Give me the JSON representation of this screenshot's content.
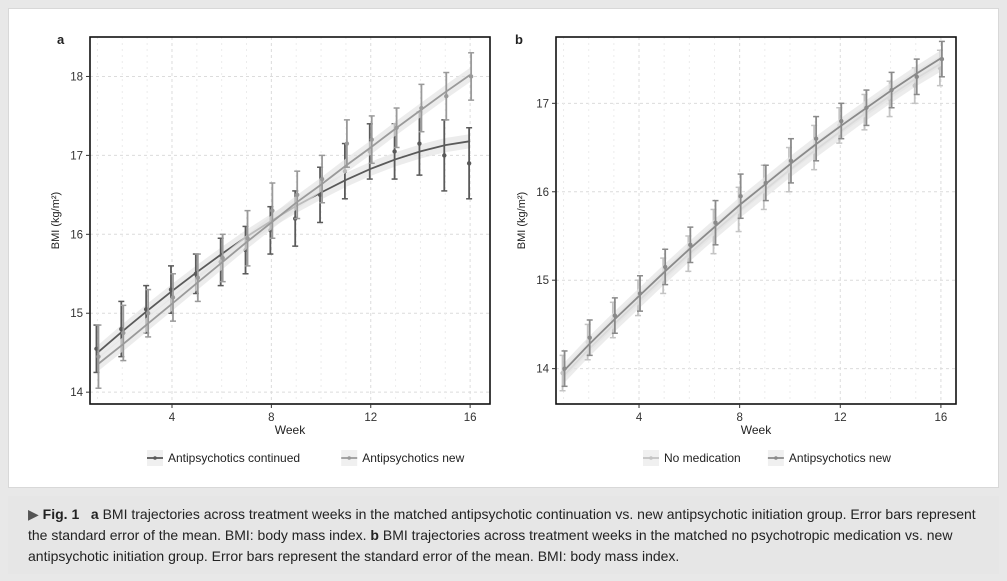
{
  "chart_data": [
    {
      "panel_label": "a",
      "type": "line",
      "xlabel": "Week",
      "ylabel": "BMI (kg/m²)",
      "xlim": [
        0.7,
        16.8
      ],
      "ylim": [
        13.85,
        18.5
      ],
      "xticks": [
        4,
        8,
        12,
        16
      ],
      "yticks": [
        14,
        15,
        16,
        17,
        18
      ],
      "grid": true,
      "legend_position": "bottom",
      "series": [
        {
          "name": "Antipsychotics continued",
          "color": "#5a5a5a",
          "x": [
            1,
            2,
            3,
            4,
            5,
            6,
            7,
            8,
            9,
            10,
            11,
            12,
            13,
            14,
            15,
            16
          ],
          "y": [
            14.55,
            14.8,
            15.05,
            15.3,
            15.5,
            15.65,
            15.8,
            16.05,
            16.2,
            16.5,
            16.8,
            17.05,
            17.05,
            17.15,
            17.0,
            16.9
          ],
          "err": [
            0.3,
            0.35,
            0.3,
            0.3,
            0.25,
            0.3,
            0.3,
            0.3,
            0.35,
            0.35,
            0.35,
            0.35,
            0.35,
            0.4,
            0.45,
            0.45
          ],
          "fit": [
            14.5,
            14.77,
            15.03,
            15.28,
            15.52,
            15.75,
            15.97,
            16.17,
            16.36,
            16.53,
            16.69,
            16.83,
            16.95,
            17.05,
            17.13,
            17.18
          ]
        },
        {
          "name": "Antipsychotics new",
          "color": "#9a9a9a",
          "x": [
            1,
            2,
            3,
            4,
            5,
            6,
            7,
            8,
            9,
            10,
            11,
            12,
            13,
            14,
            15,
            16
          ],
          "y": [
            14.45,
            14.75,
            15.0,
            15.2,
            15.45,
            15.7,
            15.95,
            16.3,
            16.5,
            16.7,
            17.15,
            17.2,
            17.35,
            17.6,
            17.75,
            18.0
          ],
          "err": [
            0.4,
            0.35,
            0.3,
            0.3,
            0.3,
            0.3,
            0.35,
            0.35,
            0.3,
            0.3,
            0.3,
            0.3,
            0.25,
            0.3,
            0.3,
            0.3
          ],
          "fit": [
            14.35,
            14.6,
            14.86,
            15.12,
            15.38,
            15.64,
            15.9,
            16.15,
            16.4,
            16.63,
            16.87,
            17.1,
            17.34,
            17.57,
            17.8,
            18.02
          ]
        }
      ]
    },
    {
      "panel_label": "b",
      "type": "line",
      "xlabel": "Week",
      "ylabel": "BMI (kg/m²)",
      "xlim": [
        0.7,
        16.6
      ],
      "ylim": [
        13.6,
        17.75
      ],
      "xticks": [
        4,
        8,
        12,
        16
      ],
      "yticks": [
        14,
        15,
        16,
        17
      ],
      "grid": true,
      "legend_position": "bottom",
      "series": [
        {
          "name": "No medication",
          "color": "#c4c4c4",
          "x": [
            1,
            2,
            3,
            4,
            5,
            6,
            7,
            8,
            9,
            10,
            11,
            12,
            13,
            14,
            15,
            16
          ],
          "y": [
            13.95,
            14.3,
            14.55,
            14.8,
            15.05,
            15.3,
            15.55,
            15.8,
            16.05,
            16.25,
            16.5,
            16.75,
            16.9,
            17.05,
            17.2,
            17.4
          ],
          "err": [
            0.2,
            0.2,
            0.2,
            0.2,
            0.2,
            0.2,
            0.25,
            0.25,
            0.25,
            0.25,
            0.25,
            0.2,
            0.2,
            0.2,
            0.2,
            0.2
          ],
          "fit": [
            13.92,
            14.22,
            14.5,
            14.77,
            15.04,
            15.3,
            15.55,
            15.79,
            16.02,
            16.25,
            16.47,
            16.68,
            16.89,
            17.09,
            17.28,
            17.45
          ]
        },
        {
          "name": "Antipsychotics new",
          "color": "#8a8a8a",
          "x": [
            1,
            2,
            3,
            4,
            5,
            6,
            7,
            8,
            9,
            10,
            11,
            12,
            13,
            14,
            15,
            16
          ],
          "y": [
            14.0,
            14.35,
            14.6,
            14.85,
            15.15,
            15.4,
            15.65,
            15.95,
            16.1,
            16.35,
            16.6,
            16.8,
            16.95,
            17.15,
            17.3,
            17.5
          ],
          "err": [
            0.2,
            0.2,
            0.2,
            0.2,
            0.2,
            0.2,
            0.25,
            0.25,
            0.2,
            0.25,
            0.25,
            0.2,
            0.2,
            0.2,
            0.2,
            0.2
          ],
          "fit": [
            13.97,
            14.27,
            14.55,
            14.82,
            15.09,
            15.35,
            15.6,
            15.85,
            16.08,
            16.31,
            16.53,
            16.74,
            16.94,
            17.14,
            17.33,
            17.51
          ]
        }
      ]
    }
  ],
  "caption": {
    "fig_label": "Fig. 1",
    "part_a_label": "a",
    "part_a_text": "BMI trajectories across treatment weeks in the matched antipsychotic continuation vs. new antipsychotic initiation group. Error bars represent the standard error of the mean. BMI: body mass index.",
    "part_b_label": "b",
    "part_b_text": "BMI trajectories across treatment weeks in the matched no psychotropic medica­tion vs. new antipsychotic initiation group. Error bars represent the standard error of the mean. BMI: body mass index."
  }
}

**PROBLEM REQUIREMENTS**: Return each line of the data, keeping its wording exact and omitting pictures.

**EXPECTED ANSWER**:
Give me the JSON representation of this screenshot's content.
{
  "chart_data": [
    {
      "panel_label": "a",
      "type": "line",
      "xlabel": "Week",
      "ylabel": "BMI (kg/m²)",
      "xlim": [
        0.7,
        16.8
      ],
      "ylim": [
        13.85,
        18.5
      ],
      "xticks": [
        4,
        8,
        12,
        16
      ],
      "yticks": [
        14,
        15,
        16,
        17,
        18
      ],
      "grid": true,
      "legend_position": "bottom",
      "series": [
        {
          "name": "Antipsychotics continued",
          "color": "#5a5a5a",
          "x": [
            1,
            2,
            3,
            4,
            5,
            6,
            7,
            8,
            9,
            10,
            11,
            12,
            13,
            14,
            15,
            16
          ],
          "y": [
            14.55,
            14.8,
            15.05,
            15.3,
            15.5,
            15.65,
            15.8,
            16.05,
            16.2,
            16.5,
            16.8,
            17.05,
            17.05,
            17.15,
            17.0,
            16.9
          ],
          "err": [
            0.3,
            0.35,
            0.3,
            0.3,
            0.25,
            0.3,
            0.3,
            0.3,
            0.35,
            0.35,
            0.35,
            0.35,
            0.35,
            0.4,
            0.45,
            0.45
          ],
          "fit": [
            14.5,
            14.77,
            15.03,
            15.28,
            15.52,
            15.75,
            15.97,
            16.17,
            16.36,
            16.53,
            16.69,
            16.83,
            16.95,
            17.05,
            17.13,
            17.18
          ]
        },
        {
          "name": "Antipsychotics new",
          "color": "#9a9a9a",
          "x": [
            1,
            2,
            3,
            4,
            5,
            6,
            7,
            8,
            9,
            10,
            11,
            12,
            13,
            14,
            15,
            16
          ],
          "y": [
            14.45,
            14.75,
            15.0,
            15.2,
            15.45,
            15.7,
            15.95,
            16.3,
            16.5,
            16.7,
            17.15,
            17.2,
            17.35,
            17.6,
            17.75,
            18.0
          ],
          "err": [
            0.4,
            0.35,
            0.3,
            0.3,
            0.3,
            0.3,
            0.35,
            0.35,
            0.3,
            0.3,
            0.3,
            0.3,
            0.25,
            0.3,
            0.3,
            0.3
          ],
          "fit": [
            14.35,
            14.6,
            14.86,
            15.12,
            15.38,
            15.64,
            15.9,
            16.15,
            16.4,
            16.63,
            16.87,
            17.1,
            17.34,
            17.57,
            17.8,
            18.02
          ]
        }
      ]
    },
    {
      "panel_label": "b",
      "type": "line",
      "xlabel": "Week",
      "ylabel": "BMI (kg/m²)",
      "xlim": [
        0.7,
        16.6
      ],
      "ylim": [
        13.6,
        17.75
      ],
      "xticks": [
        4,
        8,
        12,
        16
      ],
      "yticks": [
        14,
        15,
        16,
        17
      ],
      "grid": true,
      "legend_position": "bottom",
      "series": [
        {
          "name": "No medication",
          "color": "#c4c4c4",
          "x": [
            1,
            2,
            3,
            4,
            5,
            6,
            7,
            8,
            9,
            10,
            11,
            12,
            13,
            14,
            15,
            16
          ],
          "y": [
            13.95,
            14.3,
            14.55,
            14.8,
            15.05,
            15.3,
            15.55,
            15.8,
            16.05,
            16.25,
            16.5,
            16.75,
            16.9,
            17.05,
            17.2,
            17.4
          ],
          "err": [
            0.2,
            0.2,
            0.2,
            0.2,
            0.2,
            0.2,
            0.25,
            0.25,
            0.25,
            0.25,
            0.25,
            0.2,
            0.2,
            0.2,
            0.2,
            0.2
          ],
          "fit": [
            13.92,
            14.22,
            14.5,
            14.77,
            15.04,
            15.3,
            15.55,
            15.79,
            16.02,
            16.25,
            16.47,
            16.68,
            16.89,
            17.09,
            17.28,
            17.45
          ]
        },
        {
          "name": "Antipsychotics new",
          "color": "#8a8a8a",
          "x": [
            1,
            2,
            3,
            4,
            5,
            6,
            7,
            8,
            9,
            10,
            11,
            12,
            13,
            14,
            15,
            16
          ],
          "y": [
            14.0,
            14.35,
            14.6,
            14.85,
            15.15,
            15.4,
            15.65,
            15.95,
            16.1,
            16.35,
            16.6,
            16.8,
            16.95,
            17.15,
            17.3,
            17.5
          ],
          "err": [
            0.2,
            0.2,
            0.2,
            0.2,
            0.2,
            0.2,
            0.25,
            0.25,
            0.2,
            0.25,
            0.25,
            0.2,
            0.2,
            0.2,
            0.2,
            0.2
          ],
          "fit": [
            13.97,
            14.27,
            14.55,
            14.82,
            15.09,
            15.35,
            15.6,
            15.85,
            16.08,
            16.31,
            16.53,
            16.74,
            16.94,
            17.14,
            17.33,
            17.51
          ]
        }
      ]
    }
  ],
  "caption": {
    "fig_label": "Fig. 1",
    "part_a_label": "a",
    "part_a_text": "BMI trajectories across treatment weeks in the matched antipsychotic continuation vs. new antipsychotic initiation group. Error bars represent the standard error of the mean. BMI: body mass index.",
    "part_b_label": "b",
    "part_b_text": "BMI trajectories across treatment weeks in the matched no psychotropic medica­tion vs. new antipsychotic initiation group. Error bars represent the standard error of the mean. BMI: body mass index."
  }
}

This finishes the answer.